==== Material supplied ====

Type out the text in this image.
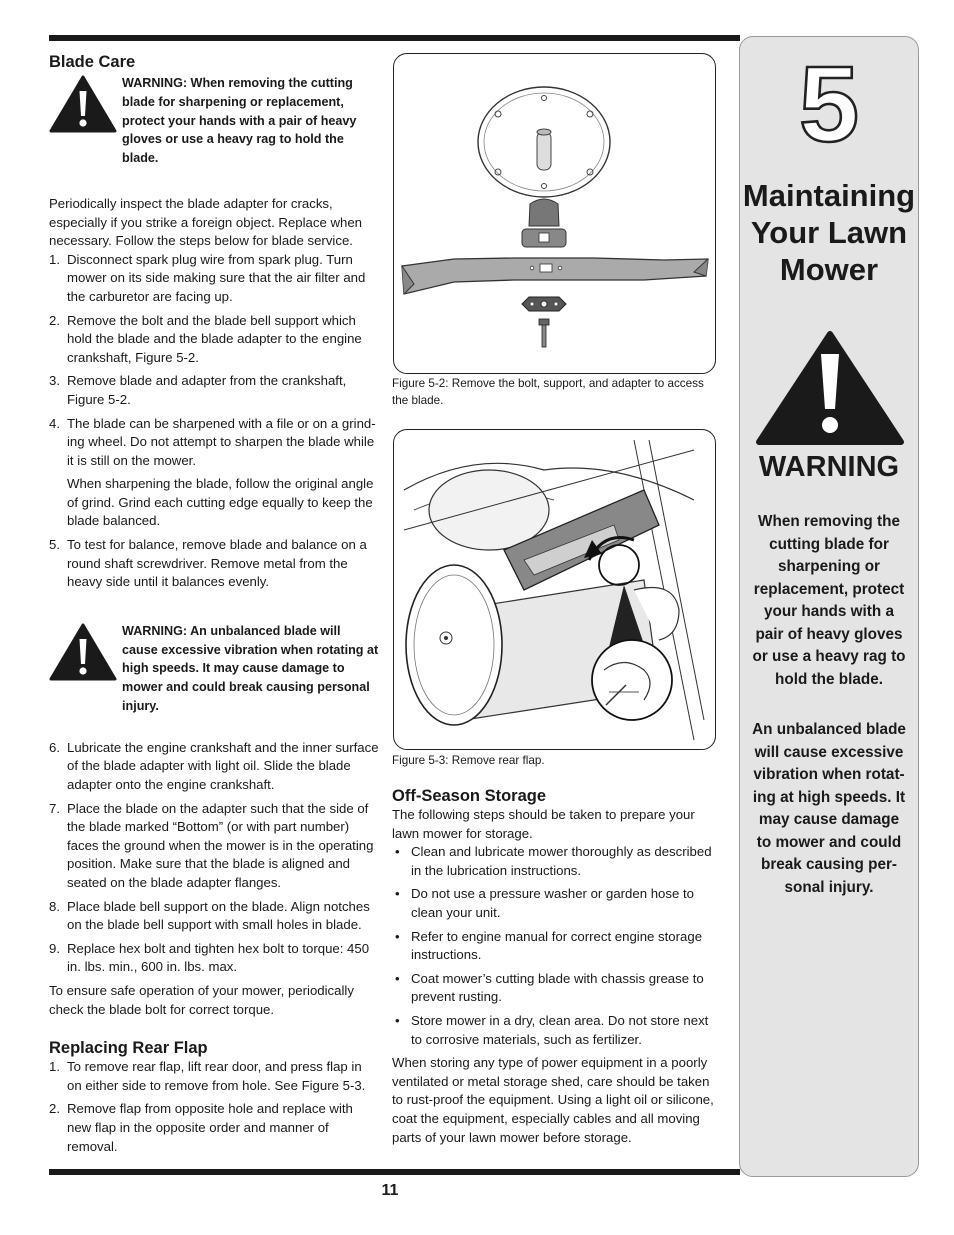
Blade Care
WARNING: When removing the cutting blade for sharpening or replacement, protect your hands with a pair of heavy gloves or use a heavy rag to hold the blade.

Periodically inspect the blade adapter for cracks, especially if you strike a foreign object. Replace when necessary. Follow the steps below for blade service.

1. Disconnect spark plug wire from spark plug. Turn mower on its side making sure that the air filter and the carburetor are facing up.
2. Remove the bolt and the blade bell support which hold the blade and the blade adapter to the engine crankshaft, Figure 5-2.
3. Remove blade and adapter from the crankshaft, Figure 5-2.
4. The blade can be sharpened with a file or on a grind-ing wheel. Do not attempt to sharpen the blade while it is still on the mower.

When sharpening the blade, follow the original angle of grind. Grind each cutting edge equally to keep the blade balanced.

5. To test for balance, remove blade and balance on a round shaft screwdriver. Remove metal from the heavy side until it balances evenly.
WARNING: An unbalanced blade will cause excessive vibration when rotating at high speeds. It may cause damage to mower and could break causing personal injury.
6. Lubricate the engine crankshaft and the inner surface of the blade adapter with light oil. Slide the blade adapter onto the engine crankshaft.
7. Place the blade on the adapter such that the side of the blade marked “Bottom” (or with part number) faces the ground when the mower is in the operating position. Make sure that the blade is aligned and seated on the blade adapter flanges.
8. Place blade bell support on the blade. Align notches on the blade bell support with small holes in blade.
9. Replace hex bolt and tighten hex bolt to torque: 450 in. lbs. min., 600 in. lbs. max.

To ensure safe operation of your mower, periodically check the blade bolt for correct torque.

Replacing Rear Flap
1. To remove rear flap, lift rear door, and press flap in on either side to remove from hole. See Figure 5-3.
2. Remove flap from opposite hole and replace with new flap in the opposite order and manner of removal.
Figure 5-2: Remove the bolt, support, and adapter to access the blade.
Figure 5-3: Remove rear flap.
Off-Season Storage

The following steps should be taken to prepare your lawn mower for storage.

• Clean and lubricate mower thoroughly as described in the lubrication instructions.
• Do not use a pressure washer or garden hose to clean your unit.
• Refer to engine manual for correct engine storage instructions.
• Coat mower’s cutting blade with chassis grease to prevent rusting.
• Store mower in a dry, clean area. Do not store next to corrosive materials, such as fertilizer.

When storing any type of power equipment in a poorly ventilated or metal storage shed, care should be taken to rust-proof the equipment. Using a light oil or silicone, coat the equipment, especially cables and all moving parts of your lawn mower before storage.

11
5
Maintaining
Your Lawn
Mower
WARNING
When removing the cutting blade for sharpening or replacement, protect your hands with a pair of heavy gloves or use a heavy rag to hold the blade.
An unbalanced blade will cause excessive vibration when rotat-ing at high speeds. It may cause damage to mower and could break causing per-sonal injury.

====

*To be done*
All of the data above should be transcribed verbatim, with pictures omitted.

*Correct result*
Type out the text in this image.
Blade Care
WARNING: When removing the cutting blade for sharpening or replacement, protect your hands with a pair of heavy gloves or use a heavy rag to hold the blade.

Periodically inspect the blade adapter for cracks, especially if you strike a foreign object. Replace when necessary. Follow the steps below for blade service.

1. Disconnect spark plug wire from spark plug. Turn mower on its side making sure that the air filter and the carburetor are facing up.
2. Remove the bolt and the blade bell support which hold the blade and the blade adapter to the engine crankshaft, Figure 5-2.
3. Remove blade and adapter from the crankshaft, Figure 5-2.
4. The blade can be sharpened with a file or on a grind-ing wheel. Do not attempt to sharpen the blade while it is still on the mower.

When sharpening the blade, follow the original angle of grind. Grind each cutting edge equally to keep the blade balanced.

5. To test for balance, remove blade and balance on a round shaft screwdriver. Remove metal from the heavy side until it balances evenly.
WARNING: An unbalanced blade will cause excessive vibration when rotating at high speeds. It may cause damage to mower and could break causing personal injury.
6. Lubricate the engine crankshaft and the inner surface of the blade adapter with light oil. Slide the blade adapter onto the engine crankshaft.
7. Place the blade on the adapter such that the side of the blade marked “Bottom” (or with part number) faces the ground when the mower is in the operating position. Make sure that the blade is aligned and seated on the blade adapter flanges.
8. Place blade bell support on the blade. Align notches on the blade bell support with small holes in blade.
9. Replace hex bolt and tighten hex bolt to torque: 450 in. lbs. min., 600 in. lbs. max.

To ensure safe operation of your mower, periodically check the blade bolt for correct torque.

Replacing Rear Flap
1. To remove rear flap, lift rear door, and press flap in on either side to remove from hole. See Figure 5-3.
2. Remove flap from opposite hole and replace with new flap in the opposite order and manner of removal.
Figure 5-2: Remove the bolt, support, and adapter to access the blade.
Figure 5-3: Remove rear flap.
Off-Season Storage

The following steps should be taken to prepare your lawn mower for storage.

• Clean and lubricate mower thoroughly as described in the lubrication instructions.
• Do not use a pressure washer or garden hose to clean your unit.
• Refer to engine manual for correct engine storage instructions.
• Coat mower’s cutting blade with chassis grease to prevent rusting.
• Store mower in a dry, clean area. Do not store next to corrosive materials, such as fertilizer.

When storing any type of power equipment in a poorly ventilated or metal storage shed, care should be taken to rust-proof the equipment. Using a light oil or silicone, coat the equipment, especially cables and all moving parts of your lawn mower before storage.

11
5
Maintaining
Your Lawn
Mower
WARNING
When removing the cutting blade for sharpening or replacement, protect your hands with a pair of heavy gloves or use a heavy rag to hold the blade.
An unbalanced blade will cause excessive vibration when rotat-ing at high speeds. It may cause damage to mower and could break causing per-sonal injury.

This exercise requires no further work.